Excerpt from a dataset:
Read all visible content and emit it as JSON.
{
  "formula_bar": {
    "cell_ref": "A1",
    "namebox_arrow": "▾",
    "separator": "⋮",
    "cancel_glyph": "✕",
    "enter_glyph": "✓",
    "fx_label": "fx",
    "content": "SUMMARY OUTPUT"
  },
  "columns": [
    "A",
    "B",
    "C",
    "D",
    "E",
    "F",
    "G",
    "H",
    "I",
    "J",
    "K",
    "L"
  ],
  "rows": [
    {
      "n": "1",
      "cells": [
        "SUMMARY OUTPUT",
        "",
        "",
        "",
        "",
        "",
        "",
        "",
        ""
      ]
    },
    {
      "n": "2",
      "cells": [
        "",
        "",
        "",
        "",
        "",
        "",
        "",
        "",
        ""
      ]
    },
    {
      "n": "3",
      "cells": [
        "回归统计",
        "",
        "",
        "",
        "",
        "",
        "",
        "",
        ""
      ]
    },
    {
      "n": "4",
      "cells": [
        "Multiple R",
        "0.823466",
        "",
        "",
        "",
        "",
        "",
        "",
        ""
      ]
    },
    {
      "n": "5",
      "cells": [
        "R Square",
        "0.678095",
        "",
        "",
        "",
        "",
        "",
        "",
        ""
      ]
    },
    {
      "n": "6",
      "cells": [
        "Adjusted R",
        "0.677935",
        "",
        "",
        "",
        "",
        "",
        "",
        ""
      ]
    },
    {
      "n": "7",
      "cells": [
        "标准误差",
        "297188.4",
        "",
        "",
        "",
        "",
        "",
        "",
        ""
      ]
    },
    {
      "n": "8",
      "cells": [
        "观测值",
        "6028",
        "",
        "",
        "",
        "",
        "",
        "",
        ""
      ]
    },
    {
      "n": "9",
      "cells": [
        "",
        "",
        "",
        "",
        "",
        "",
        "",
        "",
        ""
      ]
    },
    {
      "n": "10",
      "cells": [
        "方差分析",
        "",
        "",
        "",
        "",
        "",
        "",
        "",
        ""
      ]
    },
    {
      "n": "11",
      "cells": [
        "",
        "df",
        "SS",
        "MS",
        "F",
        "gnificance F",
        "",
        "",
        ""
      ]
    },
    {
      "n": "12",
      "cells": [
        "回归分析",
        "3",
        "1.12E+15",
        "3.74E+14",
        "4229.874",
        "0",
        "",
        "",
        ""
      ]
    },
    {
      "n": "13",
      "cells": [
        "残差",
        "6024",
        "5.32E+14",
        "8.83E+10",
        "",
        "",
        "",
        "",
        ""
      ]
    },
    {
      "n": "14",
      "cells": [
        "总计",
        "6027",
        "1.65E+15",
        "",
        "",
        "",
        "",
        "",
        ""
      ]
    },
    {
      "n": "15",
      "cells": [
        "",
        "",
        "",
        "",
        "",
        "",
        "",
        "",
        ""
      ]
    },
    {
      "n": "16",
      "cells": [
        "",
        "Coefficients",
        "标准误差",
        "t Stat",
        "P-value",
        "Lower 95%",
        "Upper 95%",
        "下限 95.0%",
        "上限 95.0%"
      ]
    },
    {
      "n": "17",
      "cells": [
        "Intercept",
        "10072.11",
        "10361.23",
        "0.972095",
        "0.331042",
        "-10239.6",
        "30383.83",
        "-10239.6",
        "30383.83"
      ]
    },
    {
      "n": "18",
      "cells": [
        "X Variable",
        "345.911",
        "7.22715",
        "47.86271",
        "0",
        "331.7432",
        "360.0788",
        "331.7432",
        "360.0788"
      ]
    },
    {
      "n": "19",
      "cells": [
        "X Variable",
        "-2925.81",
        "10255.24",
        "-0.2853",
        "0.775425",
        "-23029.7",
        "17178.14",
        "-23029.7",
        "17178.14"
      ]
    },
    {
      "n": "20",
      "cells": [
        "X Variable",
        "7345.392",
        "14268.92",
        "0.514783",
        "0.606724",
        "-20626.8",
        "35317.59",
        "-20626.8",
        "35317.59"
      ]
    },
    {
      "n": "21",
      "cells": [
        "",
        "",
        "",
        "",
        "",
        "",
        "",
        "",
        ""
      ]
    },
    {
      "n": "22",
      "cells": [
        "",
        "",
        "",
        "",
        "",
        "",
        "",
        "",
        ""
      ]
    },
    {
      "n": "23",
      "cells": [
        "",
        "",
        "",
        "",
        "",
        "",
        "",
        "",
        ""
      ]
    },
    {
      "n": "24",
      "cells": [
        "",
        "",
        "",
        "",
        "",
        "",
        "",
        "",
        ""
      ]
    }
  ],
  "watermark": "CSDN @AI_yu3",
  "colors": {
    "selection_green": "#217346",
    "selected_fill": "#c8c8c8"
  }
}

Task brief ->
Extract all lines from the data in which "content" is found.

Output for this exercise ->
Read all visible content and emit it as JSON.
    "content": "SUMMARY OUTPUT"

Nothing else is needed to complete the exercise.